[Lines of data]

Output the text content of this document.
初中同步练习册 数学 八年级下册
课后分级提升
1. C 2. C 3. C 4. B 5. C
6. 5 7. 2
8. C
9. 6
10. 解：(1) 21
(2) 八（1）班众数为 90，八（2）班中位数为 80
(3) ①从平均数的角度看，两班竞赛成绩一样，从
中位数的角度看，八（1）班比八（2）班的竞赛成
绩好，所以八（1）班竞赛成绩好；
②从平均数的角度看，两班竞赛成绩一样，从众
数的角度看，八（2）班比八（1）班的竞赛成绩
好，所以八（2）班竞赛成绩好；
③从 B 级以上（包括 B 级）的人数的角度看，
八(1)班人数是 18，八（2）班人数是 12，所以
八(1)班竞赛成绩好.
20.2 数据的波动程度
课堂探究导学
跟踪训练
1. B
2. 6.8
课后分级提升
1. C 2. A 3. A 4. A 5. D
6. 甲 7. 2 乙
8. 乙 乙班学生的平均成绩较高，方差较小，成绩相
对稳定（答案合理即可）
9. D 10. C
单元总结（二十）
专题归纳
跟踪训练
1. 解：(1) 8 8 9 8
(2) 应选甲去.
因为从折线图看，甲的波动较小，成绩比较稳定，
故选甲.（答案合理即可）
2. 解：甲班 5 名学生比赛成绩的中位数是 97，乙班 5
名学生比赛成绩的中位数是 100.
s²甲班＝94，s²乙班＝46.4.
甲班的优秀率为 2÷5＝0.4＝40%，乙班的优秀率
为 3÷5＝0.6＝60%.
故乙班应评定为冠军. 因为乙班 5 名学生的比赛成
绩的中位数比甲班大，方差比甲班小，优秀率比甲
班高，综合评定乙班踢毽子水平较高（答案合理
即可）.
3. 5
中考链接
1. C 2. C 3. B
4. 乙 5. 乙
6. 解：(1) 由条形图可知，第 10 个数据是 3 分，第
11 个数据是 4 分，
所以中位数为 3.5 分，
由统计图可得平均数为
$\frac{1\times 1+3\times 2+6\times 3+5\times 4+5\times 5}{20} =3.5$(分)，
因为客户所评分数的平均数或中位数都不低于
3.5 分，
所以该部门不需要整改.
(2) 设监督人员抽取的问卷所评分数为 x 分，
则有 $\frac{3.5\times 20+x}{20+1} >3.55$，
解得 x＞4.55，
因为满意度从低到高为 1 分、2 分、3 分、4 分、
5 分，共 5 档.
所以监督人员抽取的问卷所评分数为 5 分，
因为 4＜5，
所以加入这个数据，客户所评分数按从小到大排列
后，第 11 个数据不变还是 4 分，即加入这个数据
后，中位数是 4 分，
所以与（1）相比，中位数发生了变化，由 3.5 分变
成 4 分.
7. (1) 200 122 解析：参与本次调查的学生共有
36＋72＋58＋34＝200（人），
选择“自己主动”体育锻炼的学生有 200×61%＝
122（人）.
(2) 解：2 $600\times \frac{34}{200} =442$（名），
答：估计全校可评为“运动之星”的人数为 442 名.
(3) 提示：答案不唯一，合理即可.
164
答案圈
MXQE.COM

Set task: Isolate each line of the listing above that includes "班竞赛成绩好". Copy it.

Task result:
绩好，所以八（1）班竞赛成绩好；
好，所以八（2）班竞赛成绩好；
八(1)班竞赛成绩好.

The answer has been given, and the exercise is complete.